Data for the task:
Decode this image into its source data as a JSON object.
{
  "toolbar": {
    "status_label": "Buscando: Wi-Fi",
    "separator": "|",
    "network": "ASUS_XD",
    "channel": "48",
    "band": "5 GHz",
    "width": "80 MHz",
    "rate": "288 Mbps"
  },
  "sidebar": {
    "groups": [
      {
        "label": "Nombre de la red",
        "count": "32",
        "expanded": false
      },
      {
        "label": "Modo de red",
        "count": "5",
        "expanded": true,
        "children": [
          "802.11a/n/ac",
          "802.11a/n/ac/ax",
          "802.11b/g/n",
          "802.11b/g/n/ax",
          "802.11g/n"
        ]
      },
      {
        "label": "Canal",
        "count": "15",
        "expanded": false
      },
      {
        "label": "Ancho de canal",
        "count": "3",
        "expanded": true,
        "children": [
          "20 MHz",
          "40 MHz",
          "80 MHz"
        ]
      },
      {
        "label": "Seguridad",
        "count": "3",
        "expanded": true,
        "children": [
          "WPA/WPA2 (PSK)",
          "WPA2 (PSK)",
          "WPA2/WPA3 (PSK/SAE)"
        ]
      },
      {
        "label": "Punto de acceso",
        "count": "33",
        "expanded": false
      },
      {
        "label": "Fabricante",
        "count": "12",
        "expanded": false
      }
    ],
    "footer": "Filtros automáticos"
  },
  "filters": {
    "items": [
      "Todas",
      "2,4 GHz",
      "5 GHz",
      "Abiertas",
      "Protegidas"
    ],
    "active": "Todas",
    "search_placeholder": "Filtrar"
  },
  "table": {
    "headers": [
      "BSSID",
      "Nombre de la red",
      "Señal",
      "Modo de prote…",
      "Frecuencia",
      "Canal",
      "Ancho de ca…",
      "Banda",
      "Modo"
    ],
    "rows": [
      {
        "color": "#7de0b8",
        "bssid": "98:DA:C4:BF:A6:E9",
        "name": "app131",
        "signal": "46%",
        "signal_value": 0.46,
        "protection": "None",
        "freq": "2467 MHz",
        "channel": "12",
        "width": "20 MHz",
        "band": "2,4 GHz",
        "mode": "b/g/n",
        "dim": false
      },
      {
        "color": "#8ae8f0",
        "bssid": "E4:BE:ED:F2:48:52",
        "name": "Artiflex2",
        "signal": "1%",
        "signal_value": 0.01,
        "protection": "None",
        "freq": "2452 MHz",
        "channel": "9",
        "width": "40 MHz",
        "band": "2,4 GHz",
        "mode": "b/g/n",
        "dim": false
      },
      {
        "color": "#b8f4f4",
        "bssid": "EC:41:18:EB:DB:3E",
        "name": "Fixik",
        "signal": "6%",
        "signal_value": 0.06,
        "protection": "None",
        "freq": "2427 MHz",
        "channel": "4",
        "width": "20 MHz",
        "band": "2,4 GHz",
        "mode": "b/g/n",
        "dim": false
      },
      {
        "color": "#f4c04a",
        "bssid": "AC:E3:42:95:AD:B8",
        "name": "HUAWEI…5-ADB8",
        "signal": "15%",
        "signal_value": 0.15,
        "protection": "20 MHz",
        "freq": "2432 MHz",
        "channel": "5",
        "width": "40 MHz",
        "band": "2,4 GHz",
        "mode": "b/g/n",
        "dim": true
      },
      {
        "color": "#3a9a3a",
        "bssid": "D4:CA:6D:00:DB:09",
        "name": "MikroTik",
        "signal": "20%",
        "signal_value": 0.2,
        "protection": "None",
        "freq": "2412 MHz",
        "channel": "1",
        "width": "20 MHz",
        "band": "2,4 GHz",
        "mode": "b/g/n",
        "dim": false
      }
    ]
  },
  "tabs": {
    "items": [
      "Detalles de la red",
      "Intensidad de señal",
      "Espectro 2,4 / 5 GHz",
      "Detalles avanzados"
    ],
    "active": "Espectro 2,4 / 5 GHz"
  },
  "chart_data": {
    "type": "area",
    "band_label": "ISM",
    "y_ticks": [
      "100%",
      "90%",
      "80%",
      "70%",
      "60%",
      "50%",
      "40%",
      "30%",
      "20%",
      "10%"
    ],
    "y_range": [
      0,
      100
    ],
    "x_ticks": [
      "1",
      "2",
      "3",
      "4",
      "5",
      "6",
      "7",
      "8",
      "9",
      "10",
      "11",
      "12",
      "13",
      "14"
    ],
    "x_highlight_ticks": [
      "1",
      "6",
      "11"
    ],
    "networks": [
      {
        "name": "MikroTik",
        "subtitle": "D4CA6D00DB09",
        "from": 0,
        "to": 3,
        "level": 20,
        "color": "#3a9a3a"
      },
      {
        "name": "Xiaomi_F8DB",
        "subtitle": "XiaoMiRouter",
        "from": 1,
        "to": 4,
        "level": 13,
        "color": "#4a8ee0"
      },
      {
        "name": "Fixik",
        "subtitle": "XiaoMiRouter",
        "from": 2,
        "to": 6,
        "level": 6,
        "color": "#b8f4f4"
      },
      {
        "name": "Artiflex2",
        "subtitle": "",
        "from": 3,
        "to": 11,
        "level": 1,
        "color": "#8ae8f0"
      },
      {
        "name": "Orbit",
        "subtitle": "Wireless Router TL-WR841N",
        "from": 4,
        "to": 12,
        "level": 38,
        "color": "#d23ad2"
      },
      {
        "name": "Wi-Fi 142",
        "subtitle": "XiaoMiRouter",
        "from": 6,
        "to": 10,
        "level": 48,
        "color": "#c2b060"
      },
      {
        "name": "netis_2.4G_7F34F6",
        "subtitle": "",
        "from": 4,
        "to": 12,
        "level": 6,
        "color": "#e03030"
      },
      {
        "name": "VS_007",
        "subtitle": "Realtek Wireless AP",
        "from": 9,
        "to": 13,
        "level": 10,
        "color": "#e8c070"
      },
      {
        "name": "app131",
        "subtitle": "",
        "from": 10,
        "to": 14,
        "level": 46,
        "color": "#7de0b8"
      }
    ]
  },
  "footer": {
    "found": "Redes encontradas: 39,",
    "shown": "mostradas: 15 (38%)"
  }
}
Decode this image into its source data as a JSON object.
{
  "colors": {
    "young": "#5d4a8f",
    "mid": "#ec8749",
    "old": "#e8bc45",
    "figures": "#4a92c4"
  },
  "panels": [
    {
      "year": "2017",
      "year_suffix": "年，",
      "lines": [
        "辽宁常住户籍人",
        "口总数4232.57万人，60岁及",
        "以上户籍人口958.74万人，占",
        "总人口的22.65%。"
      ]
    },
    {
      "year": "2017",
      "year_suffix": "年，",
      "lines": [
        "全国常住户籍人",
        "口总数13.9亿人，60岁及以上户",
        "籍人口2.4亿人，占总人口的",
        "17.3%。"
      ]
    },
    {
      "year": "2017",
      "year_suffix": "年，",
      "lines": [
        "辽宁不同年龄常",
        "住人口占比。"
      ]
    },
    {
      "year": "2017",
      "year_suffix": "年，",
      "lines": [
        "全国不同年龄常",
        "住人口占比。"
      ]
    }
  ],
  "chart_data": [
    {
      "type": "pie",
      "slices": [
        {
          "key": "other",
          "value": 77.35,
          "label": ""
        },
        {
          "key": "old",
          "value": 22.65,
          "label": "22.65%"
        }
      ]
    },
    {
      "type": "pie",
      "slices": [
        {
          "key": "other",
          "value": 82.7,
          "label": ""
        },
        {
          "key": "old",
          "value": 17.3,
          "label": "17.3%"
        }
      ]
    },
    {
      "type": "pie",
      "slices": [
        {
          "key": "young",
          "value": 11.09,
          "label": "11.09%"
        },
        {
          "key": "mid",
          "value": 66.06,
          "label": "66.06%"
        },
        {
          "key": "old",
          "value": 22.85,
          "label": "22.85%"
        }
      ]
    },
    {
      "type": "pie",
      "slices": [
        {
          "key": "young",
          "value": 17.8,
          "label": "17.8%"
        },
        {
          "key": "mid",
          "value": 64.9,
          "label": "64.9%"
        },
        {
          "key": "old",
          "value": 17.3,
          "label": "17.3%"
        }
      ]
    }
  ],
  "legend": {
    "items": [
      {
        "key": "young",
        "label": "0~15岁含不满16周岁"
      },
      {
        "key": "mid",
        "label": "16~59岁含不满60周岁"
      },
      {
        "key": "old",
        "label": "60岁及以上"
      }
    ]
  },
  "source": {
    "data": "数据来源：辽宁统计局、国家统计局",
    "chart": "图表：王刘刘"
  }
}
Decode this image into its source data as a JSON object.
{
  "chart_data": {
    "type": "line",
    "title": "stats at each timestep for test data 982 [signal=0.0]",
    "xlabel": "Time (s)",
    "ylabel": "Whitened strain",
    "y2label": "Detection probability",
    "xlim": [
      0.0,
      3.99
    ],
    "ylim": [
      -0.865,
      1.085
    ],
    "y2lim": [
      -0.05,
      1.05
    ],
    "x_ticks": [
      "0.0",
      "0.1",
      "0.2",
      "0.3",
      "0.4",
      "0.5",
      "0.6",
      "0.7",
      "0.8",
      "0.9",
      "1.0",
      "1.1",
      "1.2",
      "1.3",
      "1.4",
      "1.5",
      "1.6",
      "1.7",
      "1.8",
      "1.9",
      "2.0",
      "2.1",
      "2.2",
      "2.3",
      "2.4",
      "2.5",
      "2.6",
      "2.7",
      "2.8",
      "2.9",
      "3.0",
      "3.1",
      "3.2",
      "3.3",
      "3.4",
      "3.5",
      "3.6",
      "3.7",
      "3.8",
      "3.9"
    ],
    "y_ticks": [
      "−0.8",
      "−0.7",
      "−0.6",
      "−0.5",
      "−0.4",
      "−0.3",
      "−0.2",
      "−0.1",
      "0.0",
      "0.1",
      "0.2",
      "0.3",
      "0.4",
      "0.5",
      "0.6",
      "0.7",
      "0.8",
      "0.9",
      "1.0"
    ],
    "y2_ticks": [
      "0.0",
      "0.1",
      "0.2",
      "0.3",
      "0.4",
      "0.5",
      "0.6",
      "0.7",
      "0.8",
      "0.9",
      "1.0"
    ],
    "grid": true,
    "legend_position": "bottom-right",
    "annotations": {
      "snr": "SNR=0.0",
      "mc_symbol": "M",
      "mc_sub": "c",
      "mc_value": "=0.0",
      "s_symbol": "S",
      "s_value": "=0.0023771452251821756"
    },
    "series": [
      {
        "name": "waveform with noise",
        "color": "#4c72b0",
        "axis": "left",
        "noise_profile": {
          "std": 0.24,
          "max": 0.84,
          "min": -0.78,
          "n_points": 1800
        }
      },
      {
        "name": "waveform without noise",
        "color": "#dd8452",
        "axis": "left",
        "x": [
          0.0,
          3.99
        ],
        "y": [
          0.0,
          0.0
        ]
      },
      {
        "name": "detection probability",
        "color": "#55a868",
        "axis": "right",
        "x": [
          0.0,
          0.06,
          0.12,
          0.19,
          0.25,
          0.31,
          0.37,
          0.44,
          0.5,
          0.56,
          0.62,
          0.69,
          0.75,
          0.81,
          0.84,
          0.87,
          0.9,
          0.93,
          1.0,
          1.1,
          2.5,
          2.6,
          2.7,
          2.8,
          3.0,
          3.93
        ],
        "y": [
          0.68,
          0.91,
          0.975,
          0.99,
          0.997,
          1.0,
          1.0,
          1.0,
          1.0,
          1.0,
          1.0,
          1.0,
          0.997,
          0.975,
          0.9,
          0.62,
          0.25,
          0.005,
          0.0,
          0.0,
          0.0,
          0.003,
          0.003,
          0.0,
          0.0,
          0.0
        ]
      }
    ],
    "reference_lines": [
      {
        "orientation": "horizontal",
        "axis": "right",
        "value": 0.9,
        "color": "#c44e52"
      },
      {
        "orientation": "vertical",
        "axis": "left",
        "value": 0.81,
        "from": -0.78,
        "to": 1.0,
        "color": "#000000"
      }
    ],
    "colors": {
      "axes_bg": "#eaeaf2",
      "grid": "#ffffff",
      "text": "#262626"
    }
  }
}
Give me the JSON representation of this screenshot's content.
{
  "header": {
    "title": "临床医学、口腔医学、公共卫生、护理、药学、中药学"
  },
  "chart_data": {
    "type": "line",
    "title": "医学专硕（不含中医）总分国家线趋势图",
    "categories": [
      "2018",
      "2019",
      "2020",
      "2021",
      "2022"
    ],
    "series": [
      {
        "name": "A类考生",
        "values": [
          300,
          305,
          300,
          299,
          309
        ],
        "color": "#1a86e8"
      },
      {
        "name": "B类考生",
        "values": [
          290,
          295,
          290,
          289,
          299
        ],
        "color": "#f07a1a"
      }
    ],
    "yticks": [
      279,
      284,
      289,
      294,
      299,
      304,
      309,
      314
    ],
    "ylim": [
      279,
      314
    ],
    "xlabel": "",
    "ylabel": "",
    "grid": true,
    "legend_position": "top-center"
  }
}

Task description: Give the number of lines in the entries that hold the word "level", and nothing else.

Final result: 9